- Your instructions -
Select the lines that hold the word "عنوان" and copy each one.

[BEGIN Data in this exercise]

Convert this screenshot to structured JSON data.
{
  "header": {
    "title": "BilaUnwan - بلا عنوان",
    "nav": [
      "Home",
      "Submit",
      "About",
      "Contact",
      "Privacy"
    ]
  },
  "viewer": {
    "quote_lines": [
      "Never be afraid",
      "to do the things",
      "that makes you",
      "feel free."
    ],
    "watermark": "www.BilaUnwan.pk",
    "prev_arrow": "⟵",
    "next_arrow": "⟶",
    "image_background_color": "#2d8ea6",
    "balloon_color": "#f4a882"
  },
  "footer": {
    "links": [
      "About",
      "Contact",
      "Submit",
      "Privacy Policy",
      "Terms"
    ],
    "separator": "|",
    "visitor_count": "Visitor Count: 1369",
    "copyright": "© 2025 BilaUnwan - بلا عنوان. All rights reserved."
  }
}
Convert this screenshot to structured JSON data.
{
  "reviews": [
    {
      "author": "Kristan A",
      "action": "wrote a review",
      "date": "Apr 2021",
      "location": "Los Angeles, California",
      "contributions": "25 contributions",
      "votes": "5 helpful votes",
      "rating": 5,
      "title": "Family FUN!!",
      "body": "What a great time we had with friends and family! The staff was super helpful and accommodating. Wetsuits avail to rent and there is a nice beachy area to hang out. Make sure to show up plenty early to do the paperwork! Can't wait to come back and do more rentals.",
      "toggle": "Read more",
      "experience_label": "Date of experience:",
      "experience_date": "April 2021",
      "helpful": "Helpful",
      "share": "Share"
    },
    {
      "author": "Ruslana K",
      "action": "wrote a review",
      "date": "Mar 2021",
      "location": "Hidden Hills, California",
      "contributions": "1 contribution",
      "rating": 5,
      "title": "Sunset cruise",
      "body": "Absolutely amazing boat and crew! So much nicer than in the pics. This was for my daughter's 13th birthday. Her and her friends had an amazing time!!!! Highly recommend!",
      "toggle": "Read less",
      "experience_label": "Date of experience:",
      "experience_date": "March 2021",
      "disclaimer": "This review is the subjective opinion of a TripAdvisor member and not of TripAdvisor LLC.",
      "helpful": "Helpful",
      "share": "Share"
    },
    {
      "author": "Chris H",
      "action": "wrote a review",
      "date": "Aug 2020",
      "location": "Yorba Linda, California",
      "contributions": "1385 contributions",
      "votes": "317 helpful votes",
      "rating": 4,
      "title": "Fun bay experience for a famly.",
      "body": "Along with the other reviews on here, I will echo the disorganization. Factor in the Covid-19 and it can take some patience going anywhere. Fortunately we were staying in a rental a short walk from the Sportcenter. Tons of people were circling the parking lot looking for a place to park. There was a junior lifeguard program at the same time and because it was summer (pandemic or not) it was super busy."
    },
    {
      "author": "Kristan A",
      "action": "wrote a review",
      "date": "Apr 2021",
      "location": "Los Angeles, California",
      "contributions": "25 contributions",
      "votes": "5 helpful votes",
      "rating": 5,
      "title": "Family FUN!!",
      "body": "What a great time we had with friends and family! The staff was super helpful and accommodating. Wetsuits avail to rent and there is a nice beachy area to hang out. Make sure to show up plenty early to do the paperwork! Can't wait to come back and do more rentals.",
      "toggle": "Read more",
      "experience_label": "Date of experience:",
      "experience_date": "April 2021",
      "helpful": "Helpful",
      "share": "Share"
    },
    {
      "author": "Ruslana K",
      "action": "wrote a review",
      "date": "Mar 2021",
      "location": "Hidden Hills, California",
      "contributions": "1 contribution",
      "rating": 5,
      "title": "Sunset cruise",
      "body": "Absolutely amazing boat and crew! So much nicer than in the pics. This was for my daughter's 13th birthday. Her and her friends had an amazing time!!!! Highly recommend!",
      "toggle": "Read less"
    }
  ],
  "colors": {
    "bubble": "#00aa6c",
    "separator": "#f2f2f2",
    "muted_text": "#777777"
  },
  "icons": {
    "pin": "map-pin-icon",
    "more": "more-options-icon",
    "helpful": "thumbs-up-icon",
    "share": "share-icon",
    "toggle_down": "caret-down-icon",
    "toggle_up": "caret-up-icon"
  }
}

[END Data in this exercise]

- Task solution -
    "title": "BilaUnwan - بلا عنوان",
    "copyright": "© 2025 BilaUnwan - بلا عنوان. All rights reserved."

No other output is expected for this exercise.